● Written exercise:
Would you output the whole listing below, exactly as it reads?

-- start --

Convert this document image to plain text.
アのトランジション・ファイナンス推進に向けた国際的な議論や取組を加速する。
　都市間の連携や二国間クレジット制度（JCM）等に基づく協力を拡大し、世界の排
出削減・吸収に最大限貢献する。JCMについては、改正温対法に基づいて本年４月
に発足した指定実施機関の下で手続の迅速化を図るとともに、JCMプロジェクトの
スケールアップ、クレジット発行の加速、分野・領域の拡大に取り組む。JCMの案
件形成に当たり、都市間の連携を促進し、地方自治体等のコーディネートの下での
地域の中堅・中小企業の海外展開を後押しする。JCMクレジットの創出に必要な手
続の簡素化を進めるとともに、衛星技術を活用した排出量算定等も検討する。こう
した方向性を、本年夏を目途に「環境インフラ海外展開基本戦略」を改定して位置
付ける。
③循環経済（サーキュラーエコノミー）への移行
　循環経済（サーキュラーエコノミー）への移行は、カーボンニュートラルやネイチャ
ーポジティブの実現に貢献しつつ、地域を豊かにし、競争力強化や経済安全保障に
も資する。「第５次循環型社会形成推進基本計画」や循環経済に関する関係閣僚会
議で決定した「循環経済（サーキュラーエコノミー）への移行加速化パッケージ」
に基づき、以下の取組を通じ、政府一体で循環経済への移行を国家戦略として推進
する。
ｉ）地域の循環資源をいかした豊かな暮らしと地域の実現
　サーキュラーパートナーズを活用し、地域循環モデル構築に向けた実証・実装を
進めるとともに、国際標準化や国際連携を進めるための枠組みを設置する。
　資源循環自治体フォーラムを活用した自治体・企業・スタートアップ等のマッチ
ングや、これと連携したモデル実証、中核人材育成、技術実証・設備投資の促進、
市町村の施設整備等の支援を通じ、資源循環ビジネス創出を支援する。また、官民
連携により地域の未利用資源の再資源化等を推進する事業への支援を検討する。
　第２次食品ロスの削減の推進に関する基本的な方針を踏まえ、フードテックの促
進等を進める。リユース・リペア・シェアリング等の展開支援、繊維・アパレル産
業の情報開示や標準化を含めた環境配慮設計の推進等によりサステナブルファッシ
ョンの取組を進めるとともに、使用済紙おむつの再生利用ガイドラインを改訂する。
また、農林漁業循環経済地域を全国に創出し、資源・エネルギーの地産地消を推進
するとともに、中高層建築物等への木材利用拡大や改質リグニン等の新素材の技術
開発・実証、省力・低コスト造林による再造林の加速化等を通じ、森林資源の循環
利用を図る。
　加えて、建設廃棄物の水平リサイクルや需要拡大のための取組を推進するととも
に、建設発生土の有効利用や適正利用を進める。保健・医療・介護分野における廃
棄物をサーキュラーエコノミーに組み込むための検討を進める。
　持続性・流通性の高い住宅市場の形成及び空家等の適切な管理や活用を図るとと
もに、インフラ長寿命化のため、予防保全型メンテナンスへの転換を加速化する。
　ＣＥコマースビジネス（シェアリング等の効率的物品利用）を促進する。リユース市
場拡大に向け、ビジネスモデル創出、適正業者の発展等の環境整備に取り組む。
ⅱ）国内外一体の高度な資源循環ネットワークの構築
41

-- end --

● In response:
Convert this document image to plain text.
アのトランジション・ファイナンス推進に向けた国際的な議論や取組を加速する。
　都市間の連携や二国間クレジット制度（JCM）等に基づく協力を拡大し、世界の排
出削減・吸収に最大限貢献する。JCMについては、改正温対法に基づいて本年４月
に発足した指定実施機関の下で手続の迅速化を図るとともに、JCMプロジェクトの
スケールアップ、クレジット発行の加速、分野・領域の拡大に取り組む。JCMの案
件形成に当たり、都市間の連携を促進し、地方自治体等のコーディネートの下での
地域の中堅・中小企業の海外展開を後押しする。JCMクレジットの創出に必要な手
続の簡素化を進めるとともに、衛星技術を活用した排出量算定等も検討する。こう
した方向性を、本年夏を目途に「環境インフラ海外展開基本戦略」を改定して位置
付ける。
③循環経済（サーキュラーエコノミー）への移行
　循環経済（サーキュラーエコノミー）への移行は、カーボンニュートラルやネイチャ
ーポジティブの実現に貢献しつつ、地域を豊かにし、競争力強化や経済安全保障に
も資する。「第５次循環型社会形成推進基本計画」や循環経済に関する関係閣僚会
議で決定した「循環経済（サーキュラーエコノミー）への移行加速化パッケージ」
に基づき、以下の取組を通じ、政府一体で循環経済への移行を国家戦略として推進
する。
ｉ）地域の循環資源をいかした豊かな暮らしと地域の実現
　サーキュラーパートナーズを活用し、地域循環モデル構築に向けた実証・実装を
進めるとともに、国際標準化や国際連携を進めるための枠組みを設置する。
　資源循環自治体フォーラムを活用した自治体・企業・スタートアップ等のマッチ
ングや、これと連携したモデル実証、中核人材育成、技術実証・設備投資の促進、
市町村の施設整備等の支援を通じ、資源循環ビジネス創出を支援する。また、官民
連携により地域の未利用資源の再資源化等を推進する事業への支援を検討する。
　第２次食品ロスの削減の推進に関する基本的な方針を踏まえ、フードテックの促
進等を進める。リユース・リペア・シェアリング等の展開支援、繊維・アパレル産
業の情報開示や標準化を含めた環境配慮設計の推進等によりサステナブルファッシ
ョンの取組を進めるとともに、使用済紙おむつの再生利用ガイドラインを改訂する。
また、農林漁業循環経済地域を全国に創出し、資源・エネルギーの地産地消を推進
するとともに、中高層建築物等への木材利用拡大や改質リグニン等の新素材の技術
開発・実証、省力・低コスト造林による再造林の加速化等を通じ、森林資源の循環
利用を図る。
　加えて、建設廃棄物の水平リサイクルや需要拡大のための取組を推進するととも
に、建設発生土の有効利用や適正利用を進める。保健・医療・介護分野における廃
棄物をサーキュラーエコノミーに組み込むための検討を進める。
　持続性・流通性の高い住宅市場の形成及び空家等の適切な管理や活用を図るとと
もに、インフラ長寿命化のため、予防保全型メンテナンスへの転換を加速化する。
　ＣＥコマースビジネス（シェアリング等の効率的物品利用）を促進する。リユース市
場拡大に向け、ビジネスモデル創出、適正業者の発展等の環境整備に取り組む。
ⅱ）国内外一体の高度な資源循環ネットワークの構築
41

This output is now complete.